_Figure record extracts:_

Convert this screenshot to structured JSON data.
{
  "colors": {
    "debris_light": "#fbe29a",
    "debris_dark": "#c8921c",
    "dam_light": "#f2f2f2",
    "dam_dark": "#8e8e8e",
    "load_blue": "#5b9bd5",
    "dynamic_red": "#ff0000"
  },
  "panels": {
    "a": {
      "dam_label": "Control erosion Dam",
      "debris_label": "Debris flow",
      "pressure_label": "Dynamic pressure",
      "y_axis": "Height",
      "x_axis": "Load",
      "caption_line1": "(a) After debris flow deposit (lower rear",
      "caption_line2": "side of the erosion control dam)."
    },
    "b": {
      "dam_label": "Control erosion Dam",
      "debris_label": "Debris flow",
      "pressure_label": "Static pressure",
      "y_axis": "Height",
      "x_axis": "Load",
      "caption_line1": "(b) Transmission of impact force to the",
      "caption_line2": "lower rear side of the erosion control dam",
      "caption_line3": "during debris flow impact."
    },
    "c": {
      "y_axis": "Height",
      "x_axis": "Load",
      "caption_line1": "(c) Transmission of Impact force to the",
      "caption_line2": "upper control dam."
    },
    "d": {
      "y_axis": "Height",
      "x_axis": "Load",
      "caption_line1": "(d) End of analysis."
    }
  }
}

_Exercise objective:_
Pick out lines containing the word "Transmission", each one as written.

_Exercise output:_
      "caption_line1": "(b) Transmission of impact force to the",
      "caption_line1": "(c) Transmission of Impact force to the",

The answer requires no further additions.